Exercise ->
Copy the lines in the entries below word for word, beginning with the line that contains "Point — [221, 549, 243, 564]" and stopping after the line that contains "Point — [149, 603, 172, 618]".

Data shown ->

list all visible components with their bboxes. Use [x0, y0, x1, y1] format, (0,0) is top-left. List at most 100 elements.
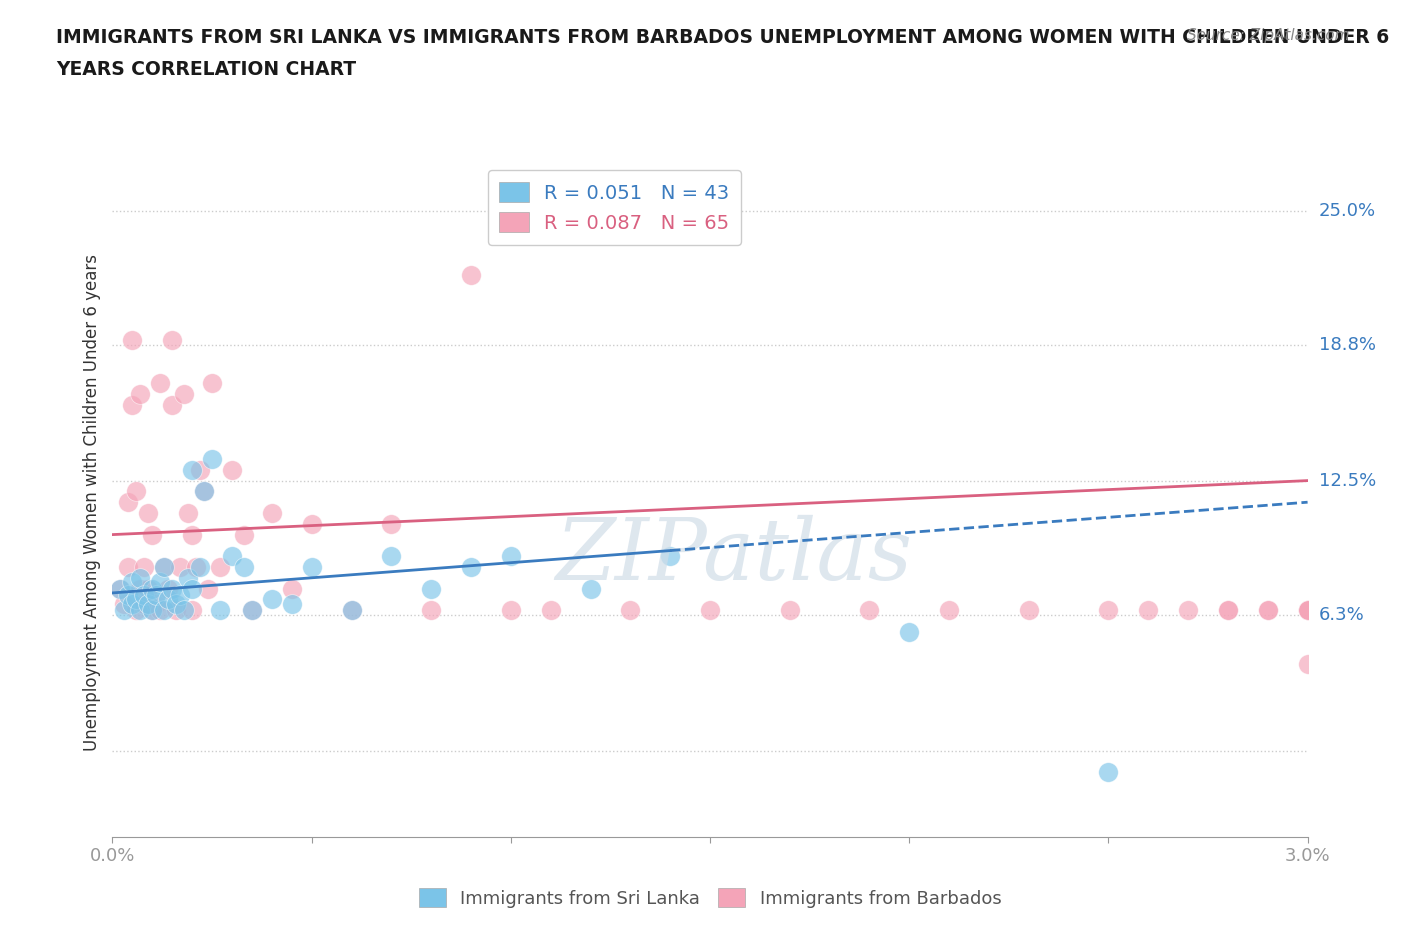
Point — [221, 549, 243, 564]
Point — [460, 560, 482, 575]
Point — [1137, 603, 1160, 618]
Point — [380, 516, 402, 531]
Point — [134, 560, 156, 575]
Point — [193, 484, 215, 498]
Point — [153, 603, 176, 618]
Point — [197, 581, 219, 596]
Point — [181, 527, 204, 542]
Point — [1097, 603, 1119, 618]
Point — [114, 596, 135, 611]
Point — [149, 603, 172, 618]
Point — [281, 581, 304, 596]
Point — [181, 603, 204, 618]
Text: 6.3%: 6.3% — [1319, 605, 1364, 623]
Point — [460, 268, 482, 283]
Point — [201, 376, 224, 391]
Point — [1177, 603, 1199, 618]
Point — [208, 560, 231, 575]
Point — [188, 462, 211, 477]
Point — [181, 581, 204, 596]
Point — [1296, 603, 1319, 618]
Point — [1216, 603, 1239, 618]
Point — [117, 560, 139, 575]
Legend: Immigrants from Sri Lanka, Immigrants from Barbados: Immigrants from Sri Lanka, Immigrants fr… — [412, 882, 1008, 915]
Point — [193, 484, 215, 498]
Point — [301, 516, 323, 531]
Point — [153, 560, 176, 575]
Point — [177, 506, 200, 521]
Point — [281, 596, 304, 611]
Point — [138, 506, 160, 521]
Point — [579, 581, 602, 596]
Point — [260, 592, 283, 607]
Point — [201, 452, 224, 467]
Point — [208, 603, 231, 618]
Point — [141, 603, 163, 618]
Point — [232, 527, 256, 542]
Point — [165, 596, 187, 611]
Point — [380, 549, 402, 564]
Point — [145, 588, 167, 603]
Point — [125, 484, 148, 498]
Point — [1257, 603, 1279, 618]
Point — [240, 603, 263, 618]
Point — [938, 603, 960, 618]
Point — [779, 603, 801, 618]
Point — [117, 588, 139, 603]
Y-axis label: Unemployment Among Women with Children Under 6 years: Unemployment Among Women with Children U… — [83, 254, 101, 751]
Point — [129, 387, 152, 402]
Point — [125, 603, 148, 618]
Text: YEARS CORRELATION CHART: YEARS CORRELATION CHART — [56, 60, 356, 79]
Point — [181, 462, 204, 477]
Point — [659, 549, 682, 564]
Point — [138, 581, 160, 596]
Text: 12.5%: 12.5% — [1319, 472, 1376, 489]
Point — [121, 575, 143, 590]
Point — [121, 596, 143, 611]
Text: IMMIGRANTS FROM SRI LANKA VS IMMIGRANTS FROM BARBADOS UNEMPLOYMENT AMONG WOMEN W: IMMIGRANTS FROM SRI LANKA VS IMMIGRANTS … — [56, 28, 1389, 46]
Point — [121, 397, 143, 412]
Point — [117, 495, 139, 510]
Text: 18.8%: 18.8% — [1319, 336, 1375, 353]
Point — [129, 581, 152, 596]
Point — [420, 581, 443, 596]
Point — [340, 603, 363, 618]
Point — [1296, 603, 1319, 618]
Point — [114, 603, 135, 618]
Point — [1097, 764, 1119, 779]
Point — [121, 333, 143, 348]
Point — [499, 603, 522, 618]
Point — [619, 603, 641, 618]
Point — [149, 575, 172, 590]
Point — [157, 592, 180, 607]
Text: Source: ZipAtlas.com: Source: ZipAtlas.com — [1187, 28, 1350, 43]
Point — [141, 581, 163, 596]
Point — [138, 596, 160, 611]
Point — [177, 570, 200, 585]
Point — [240, 603, 263, 618]
Point — [162, 397, 183, 412]
Point — [129, 570, 152, 585]
Point — [110, 581, 132, 596]
Point — [1296, 603, 1319, 618]
Point — [1216, 603, 1239, 618]
Point — [162, 581, 183, 596]
Point — [125, 592, 148, 607]
Point — [173, 387, 195, 402]
Point — [499, 549, 522, 564]
Point — [232, 560, 256, 575]
Point — [157, 581, 180, 596]
Point — [1018, 603, 1040, 618]
Point — [141, 527, 163, 542]
Point — [340, 603, 363, 618]
Point — [221, 462, 243, 477]
Point — [540, 603, 562, 618]
Point — [169, 588, 191, 603]
Point — [145, 596, 167, 611]
Point — [134, 588, 156, 603]
Point — [1296, 657, 1319, 671]
Point — [1296, 603, 1319, 618]
Point — [153, 560, 176, 575]
Point — [301, 560, 323, 575]
Point — [110, 581, 132, 596]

Output for this exercise ->
Point — [221, 549, 243, 564]
Point — [460, 560, 482, 575]
Point — [1137, 603, 1160, 618]
Point — [380, 516, 402, 531]
Point — [134, 560, 156, 575]
Point — [193, 484, 215, 498]
Point — [153, 603, 176, 618]
Point — [197, 581, 219, 596]
Point — [181, 527, 204, 542]
Point — [1097, 603, 1119, 618]
Point — [114, 596, 135, 611]
Point — [149, 603, 172, 618]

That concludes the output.